**Explore the material**:
**A.** In the principal curvatures comment below, why did the author move the calculation variables into local scope?
**B.** List each point that the author of the principal curvatures comment below asks a reviewer to confirm or weigh in on.

**Selected excerpt**:
I do have a couple questions to just double check with any reviewer to make sure I did this right:
- The original PrincipalCurvaturesEstimation stored most of their calculation variables (covariance matrix, projected normals, etc.) as private class members, when they could have easily been local in scope. I changed this to local variables in my implementation to prevent data races. I just want to make sure there wasn't some subtle reason that I'm missing that those variables would be stored as class members.
- For the reason described above, it would also be very easy to modify the existing PrincipalCurvatuesEstimation class to support parallel execution. Would that be preferable to creating a new class as I've done?
- In my implementation I corrected one or two minor things from the original such as const-correctness. I also switched to using the more expressive
getNormalVector3fMap()
where applicable. I just want to verify that any class with a normal is guaranteed to have that method available.

**Material provided**:
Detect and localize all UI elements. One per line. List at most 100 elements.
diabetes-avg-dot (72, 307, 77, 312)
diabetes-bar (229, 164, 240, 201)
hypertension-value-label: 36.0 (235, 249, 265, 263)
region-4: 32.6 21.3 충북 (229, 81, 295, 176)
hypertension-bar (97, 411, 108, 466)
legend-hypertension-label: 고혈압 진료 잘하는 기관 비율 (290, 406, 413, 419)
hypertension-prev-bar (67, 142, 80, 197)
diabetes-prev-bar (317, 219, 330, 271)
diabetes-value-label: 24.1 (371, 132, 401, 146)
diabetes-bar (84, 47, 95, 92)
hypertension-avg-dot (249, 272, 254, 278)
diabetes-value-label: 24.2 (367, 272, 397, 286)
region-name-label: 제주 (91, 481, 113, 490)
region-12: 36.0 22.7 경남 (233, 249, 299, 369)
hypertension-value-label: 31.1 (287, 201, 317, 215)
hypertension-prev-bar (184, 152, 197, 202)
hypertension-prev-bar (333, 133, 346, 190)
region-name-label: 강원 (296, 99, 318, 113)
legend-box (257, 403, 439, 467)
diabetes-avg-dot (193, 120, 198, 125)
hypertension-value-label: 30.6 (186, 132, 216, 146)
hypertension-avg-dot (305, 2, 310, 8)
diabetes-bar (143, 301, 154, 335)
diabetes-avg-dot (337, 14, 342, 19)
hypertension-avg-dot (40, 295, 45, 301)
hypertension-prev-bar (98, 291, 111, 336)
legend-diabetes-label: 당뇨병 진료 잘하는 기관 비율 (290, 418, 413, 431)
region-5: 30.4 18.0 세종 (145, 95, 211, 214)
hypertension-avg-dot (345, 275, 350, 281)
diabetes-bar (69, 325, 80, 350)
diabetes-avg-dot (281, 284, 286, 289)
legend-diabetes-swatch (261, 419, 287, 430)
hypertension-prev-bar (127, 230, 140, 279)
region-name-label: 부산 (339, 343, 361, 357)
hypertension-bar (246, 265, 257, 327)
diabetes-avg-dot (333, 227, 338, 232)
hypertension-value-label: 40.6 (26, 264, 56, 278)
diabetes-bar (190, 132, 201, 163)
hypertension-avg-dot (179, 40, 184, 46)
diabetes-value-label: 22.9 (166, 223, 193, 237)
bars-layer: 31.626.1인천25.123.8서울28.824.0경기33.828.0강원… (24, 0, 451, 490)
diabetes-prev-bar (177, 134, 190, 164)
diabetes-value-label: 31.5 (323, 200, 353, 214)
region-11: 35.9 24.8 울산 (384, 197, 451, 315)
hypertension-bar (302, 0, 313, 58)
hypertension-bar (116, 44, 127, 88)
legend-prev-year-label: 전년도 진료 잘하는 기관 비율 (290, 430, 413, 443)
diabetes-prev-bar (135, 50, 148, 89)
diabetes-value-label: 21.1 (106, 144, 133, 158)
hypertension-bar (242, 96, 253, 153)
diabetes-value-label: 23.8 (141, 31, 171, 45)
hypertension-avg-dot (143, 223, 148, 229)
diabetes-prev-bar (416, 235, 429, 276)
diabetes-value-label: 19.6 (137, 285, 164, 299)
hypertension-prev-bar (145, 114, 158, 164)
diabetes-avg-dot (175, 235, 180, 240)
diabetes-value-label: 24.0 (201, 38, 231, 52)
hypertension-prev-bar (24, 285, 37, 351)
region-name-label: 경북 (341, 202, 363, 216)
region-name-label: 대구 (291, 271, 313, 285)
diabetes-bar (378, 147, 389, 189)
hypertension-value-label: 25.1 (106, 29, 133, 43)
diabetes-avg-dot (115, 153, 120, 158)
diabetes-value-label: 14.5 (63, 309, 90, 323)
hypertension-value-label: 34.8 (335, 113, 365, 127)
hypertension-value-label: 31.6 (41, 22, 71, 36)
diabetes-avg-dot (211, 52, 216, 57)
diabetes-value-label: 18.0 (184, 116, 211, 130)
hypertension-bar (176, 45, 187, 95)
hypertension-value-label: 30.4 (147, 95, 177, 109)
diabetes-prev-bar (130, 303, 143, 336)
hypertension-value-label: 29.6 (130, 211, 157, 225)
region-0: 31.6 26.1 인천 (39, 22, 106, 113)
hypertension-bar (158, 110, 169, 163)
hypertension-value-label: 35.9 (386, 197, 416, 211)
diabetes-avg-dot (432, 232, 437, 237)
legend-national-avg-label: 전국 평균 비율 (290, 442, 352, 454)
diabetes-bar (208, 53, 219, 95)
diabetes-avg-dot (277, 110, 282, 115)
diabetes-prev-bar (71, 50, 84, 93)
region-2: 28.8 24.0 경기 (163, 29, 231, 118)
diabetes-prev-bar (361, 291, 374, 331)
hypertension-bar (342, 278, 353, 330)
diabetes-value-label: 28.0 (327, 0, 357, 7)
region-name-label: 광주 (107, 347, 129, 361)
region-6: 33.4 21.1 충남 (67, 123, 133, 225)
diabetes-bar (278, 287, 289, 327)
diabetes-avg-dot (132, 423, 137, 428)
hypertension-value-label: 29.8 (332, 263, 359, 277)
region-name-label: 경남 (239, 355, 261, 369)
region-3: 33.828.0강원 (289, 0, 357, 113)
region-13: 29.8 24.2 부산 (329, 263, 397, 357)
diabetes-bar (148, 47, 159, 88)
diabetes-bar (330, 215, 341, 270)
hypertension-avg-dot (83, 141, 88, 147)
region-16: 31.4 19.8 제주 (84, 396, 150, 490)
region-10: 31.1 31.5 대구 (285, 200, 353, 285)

**Answers**:
**A.** To prevent data races.

**B.**
- Whether there was some subtle reason the original PrincipalCurvaturesEstimation stored its calculation variables as class members rather than locally
- Whether modifying the existing class to support parallel execution would be preferable to creating a new class
- Whether any class with a normal is guaranteed to have the getNormalVector3fMap() method available